§ INFORMATION GIVEN:
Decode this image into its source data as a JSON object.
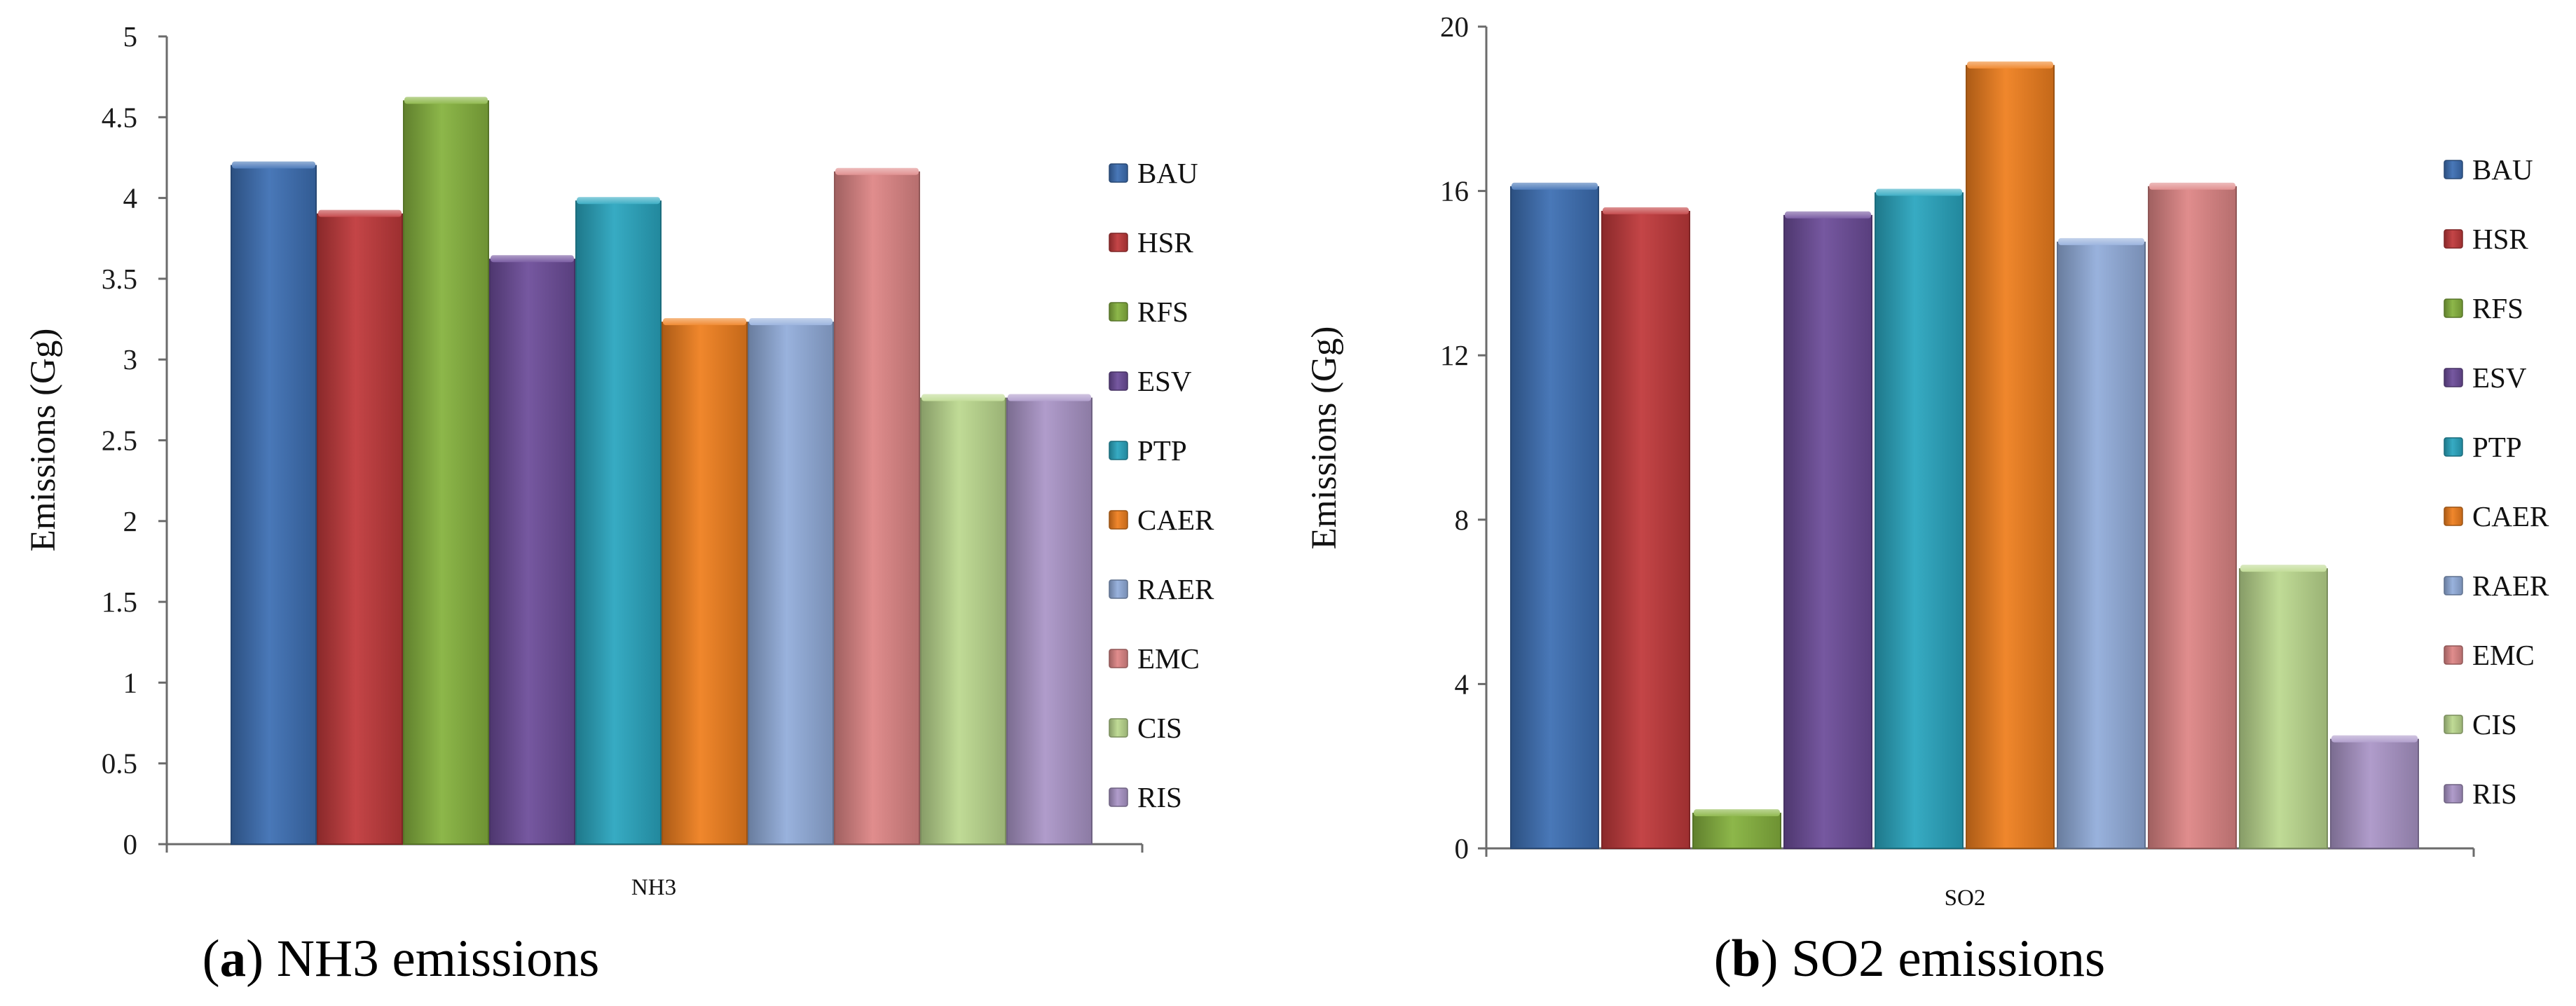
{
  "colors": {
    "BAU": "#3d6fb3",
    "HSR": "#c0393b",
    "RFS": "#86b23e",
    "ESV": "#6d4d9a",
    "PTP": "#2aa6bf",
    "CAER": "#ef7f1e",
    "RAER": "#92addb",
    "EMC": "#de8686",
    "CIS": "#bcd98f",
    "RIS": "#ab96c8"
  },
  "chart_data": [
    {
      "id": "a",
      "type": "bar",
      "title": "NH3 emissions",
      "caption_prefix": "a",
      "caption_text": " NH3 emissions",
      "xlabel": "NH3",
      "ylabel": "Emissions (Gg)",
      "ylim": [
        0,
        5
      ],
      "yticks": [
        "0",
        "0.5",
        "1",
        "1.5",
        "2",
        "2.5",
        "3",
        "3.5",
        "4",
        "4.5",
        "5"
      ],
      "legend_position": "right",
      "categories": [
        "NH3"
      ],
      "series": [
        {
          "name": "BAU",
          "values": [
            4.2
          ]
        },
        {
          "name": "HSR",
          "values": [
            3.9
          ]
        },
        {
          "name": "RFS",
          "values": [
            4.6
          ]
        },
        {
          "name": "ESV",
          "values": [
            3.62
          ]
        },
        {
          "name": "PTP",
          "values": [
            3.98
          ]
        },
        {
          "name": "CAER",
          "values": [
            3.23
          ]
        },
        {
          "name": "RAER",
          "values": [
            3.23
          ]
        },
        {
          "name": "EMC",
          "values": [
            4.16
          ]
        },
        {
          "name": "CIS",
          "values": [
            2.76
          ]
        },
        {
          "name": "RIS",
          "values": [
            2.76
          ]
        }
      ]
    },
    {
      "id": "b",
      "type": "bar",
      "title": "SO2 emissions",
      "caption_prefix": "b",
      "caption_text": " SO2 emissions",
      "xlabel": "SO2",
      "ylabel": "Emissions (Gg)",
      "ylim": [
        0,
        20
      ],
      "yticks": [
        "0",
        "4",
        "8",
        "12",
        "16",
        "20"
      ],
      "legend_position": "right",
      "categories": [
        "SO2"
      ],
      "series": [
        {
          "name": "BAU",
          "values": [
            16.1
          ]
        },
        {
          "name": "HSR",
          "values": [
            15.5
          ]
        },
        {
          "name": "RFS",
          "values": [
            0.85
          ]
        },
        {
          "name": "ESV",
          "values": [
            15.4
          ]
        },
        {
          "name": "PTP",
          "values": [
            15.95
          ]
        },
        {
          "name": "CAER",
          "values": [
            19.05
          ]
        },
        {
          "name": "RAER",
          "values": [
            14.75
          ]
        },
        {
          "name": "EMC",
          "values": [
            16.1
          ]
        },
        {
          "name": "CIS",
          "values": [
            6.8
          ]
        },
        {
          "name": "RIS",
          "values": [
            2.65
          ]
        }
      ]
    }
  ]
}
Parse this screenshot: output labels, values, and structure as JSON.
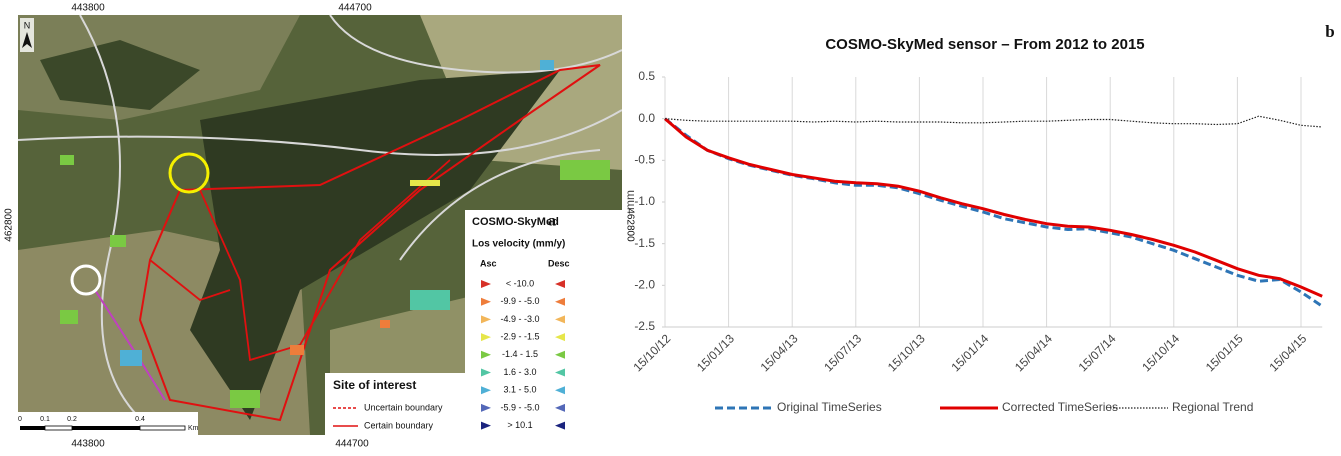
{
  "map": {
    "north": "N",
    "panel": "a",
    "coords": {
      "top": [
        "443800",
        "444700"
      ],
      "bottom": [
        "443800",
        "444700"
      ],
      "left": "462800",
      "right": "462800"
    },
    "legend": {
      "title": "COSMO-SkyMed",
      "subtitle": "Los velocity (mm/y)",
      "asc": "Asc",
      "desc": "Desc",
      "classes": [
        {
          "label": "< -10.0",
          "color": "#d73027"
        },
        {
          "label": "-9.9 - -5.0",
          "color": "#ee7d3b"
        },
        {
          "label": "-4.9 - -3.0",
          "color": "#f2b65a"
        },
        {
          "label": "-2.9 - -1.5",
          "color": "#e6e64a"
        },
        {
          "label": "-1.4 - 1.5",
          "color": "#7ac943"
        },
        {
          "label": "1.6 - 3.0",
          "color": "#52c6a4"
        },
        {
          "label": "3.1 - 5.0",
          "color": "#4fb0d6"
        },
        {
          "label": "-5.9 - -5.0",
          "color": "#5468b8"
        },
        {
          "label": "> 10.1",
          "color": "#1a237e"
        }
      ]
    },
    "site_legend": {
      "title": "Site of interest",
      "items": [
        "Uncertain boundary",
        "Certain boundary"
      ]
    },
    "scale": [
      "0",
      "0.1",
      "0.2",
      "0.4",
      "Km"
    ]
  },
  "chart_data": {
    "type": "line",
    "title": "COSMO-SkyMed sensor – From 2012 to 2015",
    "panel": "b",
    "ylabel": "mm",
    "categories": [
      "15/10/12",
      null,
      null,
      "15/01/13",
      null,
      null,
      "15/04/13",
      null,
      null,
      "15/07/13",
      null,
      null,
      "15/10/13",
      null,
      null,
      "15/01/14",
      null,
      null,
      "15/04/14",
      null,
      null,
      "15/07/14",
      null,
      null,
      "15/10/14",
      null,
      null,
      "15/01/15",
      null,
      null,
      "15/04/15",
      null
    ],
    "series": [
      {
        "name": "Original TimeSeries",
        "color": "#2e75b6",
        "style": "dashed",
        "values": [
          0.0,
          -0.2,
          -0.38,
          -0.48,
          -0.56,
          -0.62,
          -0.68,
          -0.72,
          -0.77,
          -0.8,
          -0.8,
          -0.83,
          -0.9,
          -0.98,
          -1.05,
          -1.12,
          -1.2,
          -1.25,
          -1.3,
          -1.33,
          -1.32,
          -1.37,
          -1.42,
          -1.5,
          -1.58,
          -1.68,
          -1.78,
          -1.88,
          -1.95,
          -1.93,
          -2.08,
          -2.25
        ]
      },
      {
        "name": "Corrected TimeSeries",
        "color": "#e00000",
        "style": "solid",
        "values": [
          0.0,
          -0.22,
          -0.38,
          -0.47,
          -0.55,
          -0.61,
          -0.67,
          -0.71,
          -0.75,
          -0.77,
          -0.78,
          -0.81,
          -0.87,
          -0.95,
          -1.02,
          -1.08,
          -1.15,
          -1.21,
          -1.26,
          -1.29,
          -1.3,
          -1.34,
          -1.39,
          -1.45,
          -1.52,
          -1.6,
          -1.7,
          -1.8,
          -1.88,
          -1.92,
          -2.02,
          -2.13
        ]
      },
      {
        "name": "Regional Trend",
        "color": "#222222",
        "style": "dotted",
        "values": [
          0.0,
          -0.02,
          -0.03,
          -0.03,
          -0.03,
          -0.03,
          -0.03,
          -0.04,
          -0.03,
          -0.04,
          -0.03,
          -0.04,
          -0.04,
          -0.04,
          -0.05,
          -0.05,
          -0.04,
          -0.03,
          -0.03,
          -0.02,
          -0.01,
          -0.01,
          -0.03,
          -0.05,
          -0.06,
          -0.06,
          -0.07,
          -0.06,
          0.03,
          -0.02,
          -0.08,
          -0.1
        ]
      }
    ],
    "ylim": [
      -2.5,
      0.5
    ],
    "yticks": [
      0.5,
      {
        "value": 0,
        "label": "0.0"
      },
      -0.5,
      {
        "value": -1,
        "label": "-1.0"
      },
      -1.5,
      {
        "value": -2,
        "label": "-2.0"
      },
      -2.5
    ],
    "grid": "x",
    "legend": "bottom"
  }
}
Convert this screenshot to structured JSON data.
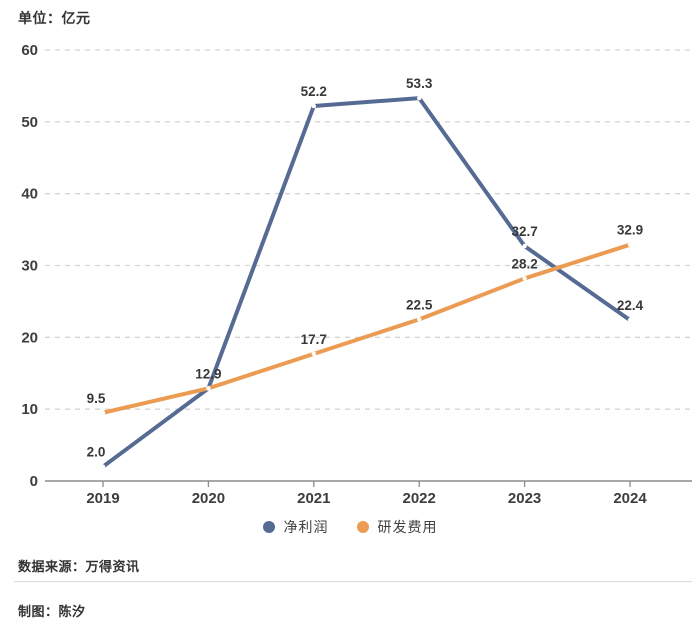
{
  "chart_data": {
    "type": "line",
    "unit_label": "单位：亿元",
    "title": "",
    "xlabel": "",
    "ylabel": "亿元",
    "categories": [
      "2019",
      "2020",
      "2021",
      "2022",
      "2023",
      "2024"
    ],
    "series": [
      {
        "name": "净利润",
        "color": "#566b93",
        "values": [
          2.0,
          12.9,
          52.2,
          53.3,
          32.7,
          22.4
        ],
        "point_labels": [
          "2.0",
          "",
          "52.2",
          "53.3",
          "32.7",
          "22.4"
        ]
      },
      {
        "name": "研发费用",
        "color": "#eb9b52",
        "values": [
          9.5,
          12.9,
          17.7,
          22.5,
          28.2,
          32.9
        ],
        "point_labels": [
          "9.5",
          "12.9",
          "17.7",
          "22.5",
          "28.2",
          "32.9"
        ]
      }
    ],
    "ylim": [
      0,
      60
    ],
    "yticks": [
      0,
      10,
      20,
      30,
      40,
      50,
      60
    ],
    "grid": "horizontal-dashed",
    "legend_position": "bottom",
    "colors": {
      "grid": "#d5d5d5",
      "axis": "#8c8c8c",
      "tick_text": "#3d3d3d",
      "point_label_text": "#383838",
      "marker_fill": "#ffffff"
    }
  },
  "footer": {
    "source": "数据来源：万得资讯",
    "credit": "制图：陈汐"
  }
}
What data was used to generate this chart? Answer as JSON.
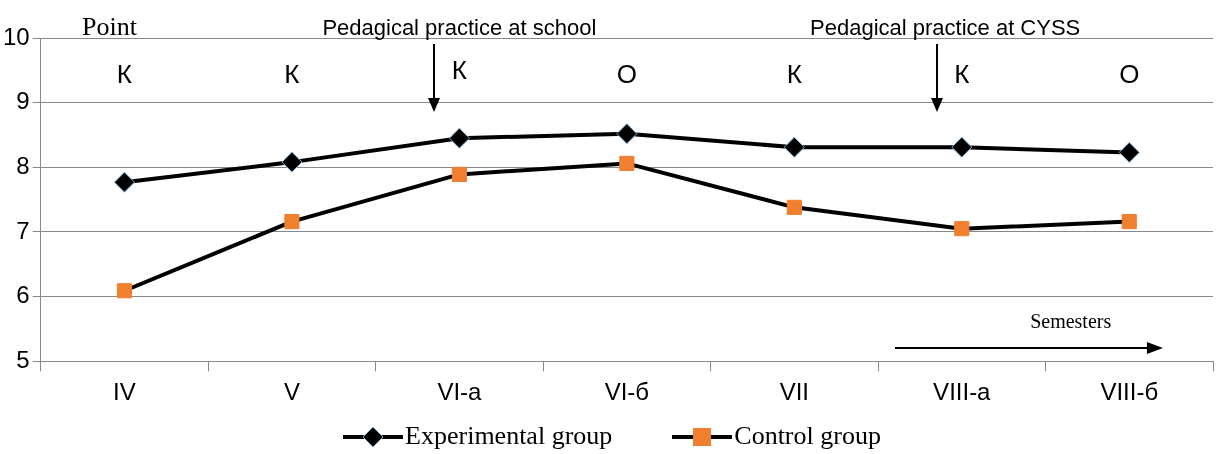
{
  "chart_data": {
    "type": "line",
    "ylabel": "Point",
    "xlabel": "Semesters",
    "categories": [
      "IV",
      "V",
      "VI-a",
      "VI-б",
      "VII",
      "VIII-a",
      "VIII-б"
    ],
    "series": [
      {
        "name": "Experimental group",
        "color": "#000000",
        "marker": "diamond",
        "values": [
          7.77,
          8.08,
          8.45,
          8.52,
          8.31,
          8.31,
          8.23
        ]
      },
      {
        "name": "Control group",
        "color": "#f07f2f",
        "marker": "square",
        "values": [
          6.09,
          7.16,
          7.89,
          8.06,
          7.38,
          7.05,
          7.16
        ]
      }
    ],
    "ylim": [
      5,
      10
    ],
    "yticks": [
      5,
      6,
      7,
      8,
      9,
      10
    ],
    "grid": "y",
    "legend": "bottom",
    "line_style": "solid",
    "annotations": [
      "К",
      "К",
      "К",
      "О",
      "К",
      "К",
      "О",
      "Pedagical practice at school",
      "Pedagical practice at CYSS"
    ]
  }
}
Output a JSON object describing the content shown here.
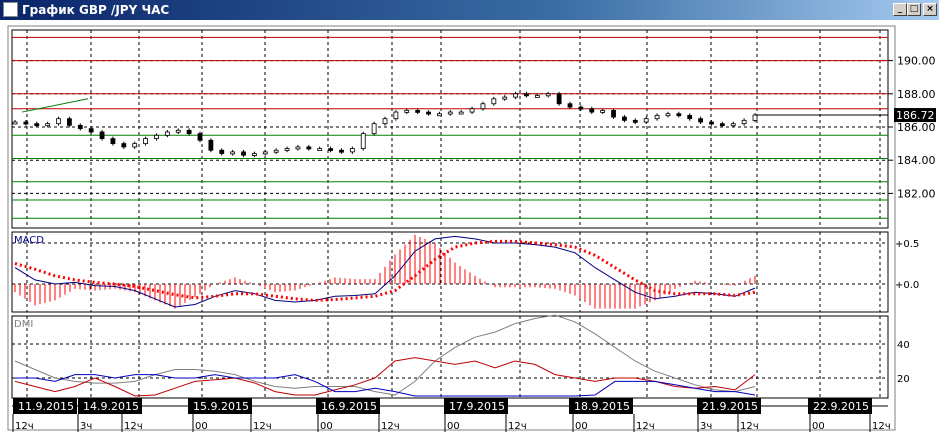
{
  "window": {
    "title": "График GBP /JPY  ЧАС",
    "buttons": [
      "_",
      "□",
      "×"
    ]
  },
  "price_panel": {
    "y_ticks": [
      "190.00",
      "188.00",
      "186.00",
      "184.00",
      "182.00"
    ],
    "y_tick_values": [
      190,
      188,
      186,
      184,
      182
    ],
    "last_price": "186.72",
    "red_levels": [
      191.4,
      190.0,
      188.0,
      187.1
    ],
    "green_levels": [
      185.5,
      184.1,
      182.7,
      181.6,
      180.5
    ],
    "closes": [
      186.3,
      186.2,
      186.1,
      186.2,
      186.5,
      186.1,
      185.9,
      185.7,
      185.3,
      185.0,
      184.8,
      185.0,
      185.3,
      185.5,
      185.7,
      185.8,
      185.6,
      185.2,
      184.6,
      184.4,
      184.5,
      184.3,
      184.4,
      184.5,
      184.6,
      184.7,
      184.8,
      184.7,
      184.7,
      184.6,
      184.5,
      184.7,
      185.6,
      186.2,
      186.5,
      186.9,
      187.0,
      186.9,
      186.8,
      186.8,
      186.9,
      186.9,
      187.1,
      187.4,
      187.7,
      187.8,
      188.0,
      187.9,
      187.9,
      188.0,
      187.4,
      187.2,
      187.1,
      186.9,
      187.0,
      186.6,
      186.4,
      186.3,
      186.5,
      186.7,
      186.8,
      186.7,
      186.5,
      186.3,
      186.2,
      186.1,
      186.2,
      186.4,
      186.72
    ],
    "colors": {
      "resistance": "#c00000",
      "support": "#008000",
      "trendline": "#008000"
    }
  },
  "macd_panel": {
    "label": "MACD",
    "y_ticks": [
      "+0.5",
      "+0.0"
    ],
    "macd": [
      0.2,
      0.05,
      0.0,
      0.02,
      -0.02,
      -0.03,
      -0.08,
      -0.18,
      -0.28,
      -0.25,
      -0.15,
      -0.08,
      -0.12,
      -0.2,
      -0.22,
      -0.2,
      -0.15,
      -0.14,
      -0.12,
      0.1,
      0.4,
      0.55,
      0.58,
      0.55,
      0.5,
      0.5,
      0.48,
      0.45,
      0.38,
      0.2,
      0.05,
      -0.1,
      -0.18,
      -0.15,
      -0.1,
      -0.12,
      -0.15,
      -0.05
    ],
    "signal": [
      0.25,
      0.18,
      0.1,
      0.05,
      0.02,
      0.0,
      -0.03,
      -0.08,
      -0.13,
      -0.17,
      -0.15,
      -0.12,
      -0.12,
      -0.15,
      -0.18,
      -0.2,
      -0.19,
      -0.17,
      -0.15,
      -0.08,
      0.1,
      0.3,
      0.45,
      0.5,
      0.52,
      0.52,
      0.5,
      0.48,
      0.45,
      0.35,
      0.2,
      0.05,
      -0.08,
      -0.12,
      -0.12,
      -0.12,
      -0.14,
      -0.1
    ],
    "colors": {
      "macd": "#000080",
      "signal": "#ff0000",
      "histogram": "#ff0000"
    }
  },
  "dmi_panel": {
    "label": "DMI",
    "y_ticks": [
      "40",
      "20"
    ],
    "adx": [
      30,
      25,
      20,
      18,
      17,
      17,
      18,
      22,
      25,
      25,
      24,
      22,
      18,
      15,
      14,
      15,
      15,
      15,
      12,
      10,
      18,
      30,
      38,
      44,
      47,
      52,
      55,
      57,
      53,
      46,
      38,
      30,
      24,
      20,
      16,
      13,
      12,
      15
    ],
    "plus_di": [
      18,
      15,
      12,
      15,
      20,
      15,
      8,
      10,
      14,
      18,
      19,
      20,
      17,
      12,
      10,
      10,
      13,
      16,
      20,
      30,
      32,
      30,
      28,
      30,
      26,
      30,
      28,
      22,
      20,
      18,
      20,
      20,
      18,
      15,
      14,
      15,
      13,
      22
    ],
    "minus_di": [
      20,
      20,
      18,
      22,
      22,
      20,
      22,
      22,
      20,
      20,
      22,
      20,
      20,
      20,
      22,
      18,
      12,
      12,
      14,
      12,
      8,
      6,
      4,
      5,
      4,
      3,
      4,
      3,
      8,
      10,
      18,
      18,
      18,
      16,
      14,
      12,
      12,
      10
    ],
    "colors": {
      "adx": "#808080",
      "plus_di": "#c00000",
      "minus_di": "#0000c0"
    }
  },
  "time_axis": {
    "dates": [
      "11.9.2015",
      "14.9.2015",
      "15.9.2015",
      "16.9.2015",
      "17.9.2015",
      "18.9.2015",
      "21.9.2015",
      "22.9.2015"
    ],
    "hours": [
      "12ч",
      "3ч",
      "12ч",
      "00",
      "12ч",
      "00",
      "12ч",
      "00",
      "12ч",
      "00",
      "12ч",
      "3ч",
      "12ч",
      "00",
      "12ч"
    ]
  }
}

§ EXERCISE TASK:
Show every line above in which the word "practice" occurs.

§ RESPONSE TO THIS TASK:
      "Pedagical practice at school",
      "Pedagical practice at CYSS"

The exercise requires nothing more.